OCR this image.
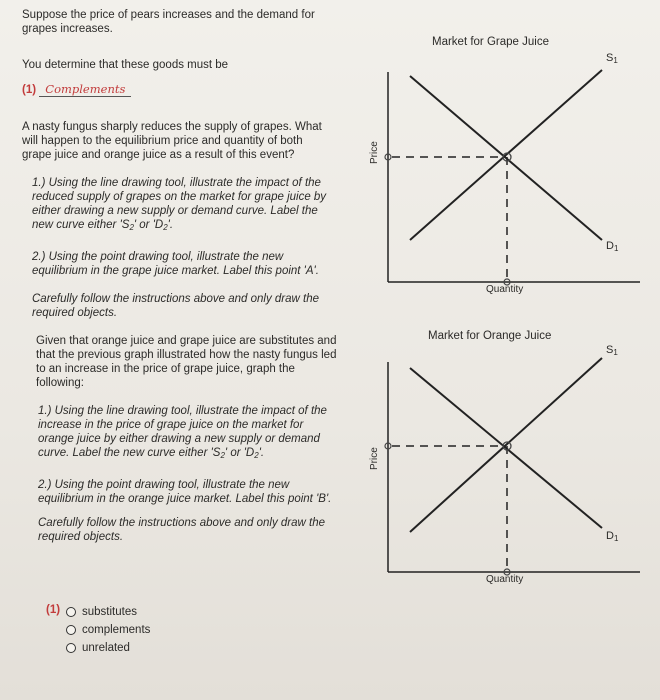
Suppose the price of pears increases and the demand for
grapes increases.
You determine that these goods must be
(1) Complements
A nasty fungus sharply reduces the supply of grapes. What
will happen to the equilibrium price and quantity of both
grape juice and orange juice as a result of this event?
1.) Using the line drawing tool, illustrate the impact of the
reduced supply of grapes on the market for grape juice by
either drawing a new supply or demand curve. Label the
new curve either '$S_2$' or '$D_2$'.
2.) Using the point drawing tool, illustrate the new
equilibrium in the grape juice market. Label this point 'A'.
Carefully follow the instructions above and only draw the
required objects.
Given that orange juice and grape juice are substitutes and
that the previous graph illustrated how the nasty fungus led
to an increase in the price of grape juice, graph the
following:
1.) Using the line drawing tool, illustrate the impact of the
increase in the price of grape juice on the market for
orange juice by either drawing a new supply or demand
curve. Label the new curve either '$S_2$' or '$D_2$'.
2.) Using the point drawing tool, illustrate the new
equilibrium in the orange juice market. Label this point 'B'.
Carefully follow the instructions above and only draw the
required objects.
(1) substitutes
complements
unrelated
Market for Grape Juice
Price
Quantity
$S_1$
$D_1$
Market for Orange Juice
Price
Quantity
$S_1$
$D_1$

> [TASK DETAILS] Go through the material line by line. Show each line that contains the string "point".

> [COMPLETE OUTPUT]
2.) Using the point drawing tool, illustrate the new
equilibrium in the grape juice market. Label this point 'A'.
2.) Using the point drawing tool, illustrate the new
equilibrium in the orange juice market. Label this point 'B'.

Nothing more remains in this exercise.